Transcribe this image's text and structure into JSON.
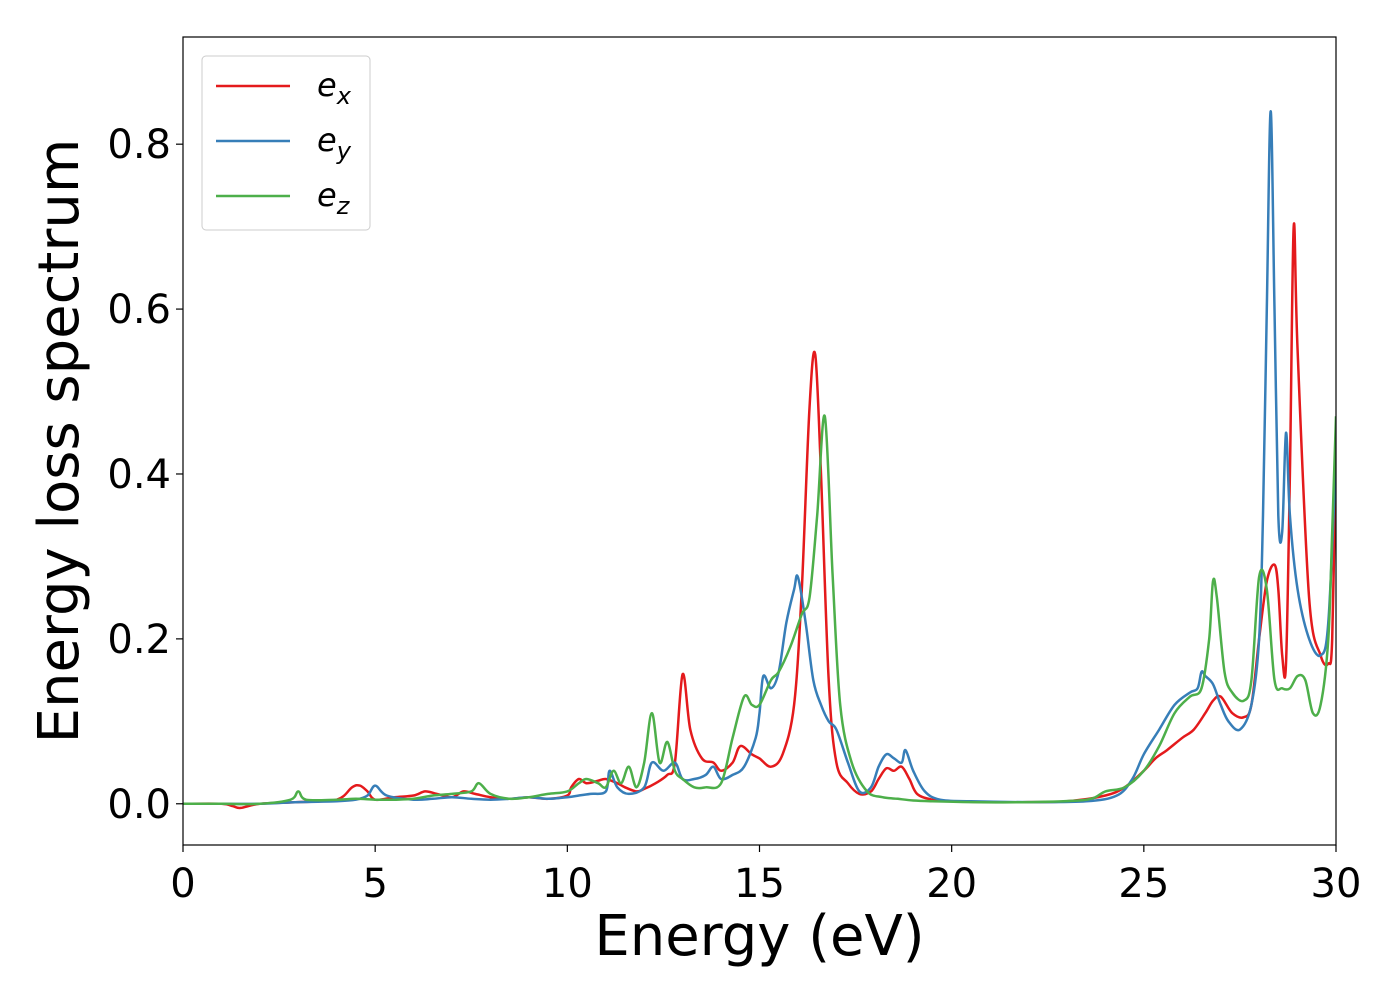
{
  "chart_data": {
    "type": "line",
    "title": "",
    "xlabel": "Energy (eV)",
    "ylabel": "Energy loss spectrum",
    "xlim": [
      0,
      30
    ],
    "ylim": [
      -0.05,
      0.93
    ],
    "xticks": [
      0,
      5,
      10,
      15,
      20,
      25,
      30
    ],
    "xtick_labels": [
      "0",
      "5",
      "10",
      "15",
      "20",
      "25",
      "30"
    ],
    "yticks": [
      0.0,
      0.2,
      0.4,
      0.6,
      0.8
    ],
    "ytick_labels": [
      "0.0",
      "0.2",
      "0.4",
      "0.6",
      "0.8"
    ],
    "grid": false,
    "legend_position": "top-left",
    "series": [
      {
        "name": "e",
        "subscript": "x",
        "color": "#e41a1c",
        "x": [
          0,
          1.0,
          1.3,
          1.5,
          2.0,
          3.0,
          4.0,
          4.4,
          4.6,
          4.8,
          5.0,
          5.5,
          6.0,
          6.3,
          6.6,
          7.0,
          7.3,
          7.6,
          8.0,
          8.5,
          9.0,
          9.5,
          10.0,
          10.1,
          10.3,
          10.5,
          10.8,
          11.0,
          11.3,
          11.5,
          11.8,
          12.0,
          12.3,
          12.6,
          12.8,
          13.0,
          13.2,
          13.5,
          13.8,
          14.0,
          14.3,
          14.5,
          14.8,
          15.0,
          15.3,
          15.6,
          15.9,
          16.1,
          16.3,
          16.45,
          16.6,
          16.8,
          17.0,
          17.3,
          17.6,
          17.9,
          18.1,
          18.3,
          18.5,
          18.7,
          18.9,
          19.1,
          19.5,
          20.0,
          21.0,
          22.0,
          23.0,
          24.0,
          24.5,
          25.0,
          25.3,
          25.6,
          26.0,
          26.3,
          26.6,
          26.8,
          27.0,
          27.3,
          27.6,
          27.8,
          28.0,
          28.2,
          28.4,
          28.5,
          28.6,
          28.7,
          28.8,
          28.9,
          29.0,
          29.3,
          29.6,
          29.8,
          29.9,
          30.0
        ],
        "y": [
          0,
          0,
          -0.003,
          -0.005,
          0.0,
          0.002,
          0.005,
          0.02,
          0.022,
          0.015,
          0.005,
          0.008,
          0.01,
          0.015,
          0.012,
          0.008,
          0.015,
          0.012,
          0.008,
          0.006,
          0.008,
          0.006,
          0.01,
          0.02,
          0.03,
          0.025,
          0.028,
          0.03,
          0.025,
          0.02,
          0.015,
          0.018,
          0.025,
          0.035,
          0.05,
          0.157,
          0.09,
          0.055,
          0.05,
          0.04,
          0.05,
          0.07,
          0.06,
          0.055,
          0.045,
          0.06,
          0.12,
          0.26,
          0.48,
          0.545,
          0.4,
          0.15,
          0.05,
          0.025,
          0.012,
          0.015,
          0.03,
          0.043,
          0.04,
          0.045,
          0.03,
          0.012,
          0.005,
          0.003,
          0.002,
          0.002,
          0.003,
          0.01,
          0.02,
          0.04,
          0.055,
          0.065,
          0.08,
          0.09,
          0.11,
          0.125,
          0.13,
          0.11,
          0.105,
          0.12,
          0.2,
          0.27,
          0.29,
          0.26,
          0.18,
          0.17,
          0.4,
          0.7,
          0.55,
          0.25,
          0.18,
          0.17,
          0.2,
          0.43
        ]
      },
      {
        "name": "e",
        "subscript": "y",
        "color": "#377eb8",
        "x": [
          0,
          1.0,
          2.0,
          3.0,
          4.0,
          4.5,
          4.8,
          5.0,
          5.3,
          6.0,
          6.5,
          7.0,
          7.5,
          8.0,
          8.5,
          9.0,
          9.5,
          10.0,
          10.3,
          10.6,
          11.0,
          11.1,
          11.3,
          11.6,
          12.0,
          12.2,
          12.5,
          12.8,
          13.0,
          13.3,
          13.6,
          13.8,
          14.0,
          14.3,
          14.6,
          14.9,
          15.0,
          15.1,
          15.3,
          15.5,
          15.7,
          15.9,
          16.0,
          16.2,
          16.4,
          16.6,
          16.8,
          17.0,
          17.3,
          17.6,
          17.9,
          18.1,
          18.3,
          18.5,
          18.7,
          18.8,
          19.0,
          19.3,
          19.7,
          20.5,
          22.0,
          23.5,
          24.3,
          24.7,
          25.0,
          25.4,
          25.8,
          26.2,
          26.4,
          26.5,
          26.6,
          26.8,
          27.0,
          27.2,
          27.5,
          27.8,
          28.0,
          28.1,
          28.2,
          28.3,
          28.4,
          28.5,
          28.6,
          28.7,
          28.8,
          29.0,
          29.3,
          29.6,
          29.8,
          30.0
        ],
        "y": [
          0,
          0,
          0,
          0.002,
          0.003,
          0.005,
          0.01,
          0.022,
          0.01,
          0.005,
          0.006,
          0.008,
          0.006,
          0.005,
          0.006,
          0.008,
          0.006,
          0.008,
          0.01,
          0.012,
          0.015,
          0.04,
          0.02,
          0.012,
          0.02,
          0.05,
          0.04,
          0.05,
          0.03,
          0.03,
          0.035,
          0.045,
          0.03,
          0.035,
          0.045,
          0.08,
          0.11,
          0.155,
          0.14,
          0.16,
          0.22,
          0.26,
          0.275,
          0.22,
          0.15,
          0.12,
          0.1,
          0.09,
          0.05,
          0.015,
          0.02,
          0.045,
          0.06,
          0.055,
          0.05,
          0.065,
          0.04,
          0.015,
          0.005,
          0.003,
          0.002,
          0.003,
          0.01,
          0.03,
          0.06,
          0.09,
          0.12,
          0.135,
          0.14,
          0.16,
          0.155,
          0.145,
          0.12,
          0.1,
          0.09,
          0.12,
          0.2,
          0.35,
          0.6,
          0.84,
          0.6,
          0.35,
          0.33,
          0.45,
          0.35,
          0.26,
          0.2,
          0.18,
          0.22,
          0.42
        ]
      },
      {
        "name": "e",
        "subscript": "z",
        "color": "#4daf4a",
        "x": [
          0,
          1.0,
          2.0,
          2.8,
          3.0,
          3.2,
          4.0,
          4.5,
          5.0,
          5.5,
          6.0,
          6.5,
          7.0,
          7.5,
          7.7,
          8.0,
          8.5,
          9.0,
          9.5,
          10.0,
          10.3,
          10.5,
          10.8,
          11.0,
          11.2,
          11.4,
          11.6,
          11.8,
          12.0,
          12.2,
          12.4,
          12.6,
          12.8,
          13.0,
          13.3,
          13.6,
          14.0,
          14.3,
          14.6,
          14.8,
          15.0,
          15.3,
          15.5,
          15.8,
          16.1,
          16.3,
          16.5,
          16.7,
          16.9,
          17.1,
          17.4,
          17.8,
          18.2,
          18.6,
          19.0,
          19.5,
          20.5,
          22.0,
          23.5,
          24.0,
          24.5,
          25.0,
          25.4,
          25.8,
          26.2,
          26.5,
          26.7,
          26.8,
          26.9,
          27.1,
          27.3,
          27.6,
          27.8,
          28.0,
          28.2,
          28.4,
          28.6,
          28.8,
          29.0,
          29.2,
          29.4,
          29.6,
          29.8,
          29.9,
          30.0
        ],
        "y": [
          0,
          0,
          0,
          0.005,
          0.015,
          0.005,
          0.005,
          0.006,
          0.005,
          0.005,
          0.006,
          0.01,
          0.012,
          0.015,
          0.025,
          0.012,
          0.006,
          0.008,
          0.012,
          0.015,
          0.025,
          0.03,
          0.025,
          0.02,
          0.04,
          0.025,
          0.045,
          0.02,
          0.05,
          0.11,
          0.05,
          0.075,
          0.04,
          0.03,
          0.02,
          0.02,
          0.025,
          0.08,
          0.13,
          0.12,
          0.12,
          0.15,
          0.16,
          0.19,
          0.23,
          0.25,
          0.35,
          0.47,
          0.28,
          0.12,
          0.05,
          0.015,
          0.008,
          0.006,
          0.004,
          0.003,
          0.002,
          0.002,
          0.005,
          0.015,
          0.02,
          0.04,
          0.07,
          0.11,
          0.13,
          0.14,
          0.2,
          0.27,
          0.25,
          0.16,
          0.135,
          0.125,
          0.15,
          0.275,
          0.26,
          0.15,
          0.14,
          0.14,
          0.155,
          0.15,
          0.11,
          0.12,
          0.2,
          0.33,
          0.47
        ]
      }
    ]
  }
}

* [Exercise instructions]
Copy every line of the entries above in which "subscript" occurs.

* [Complete response]
        "subscript": "x",
        "subscript": "y",
        "subscript": "z",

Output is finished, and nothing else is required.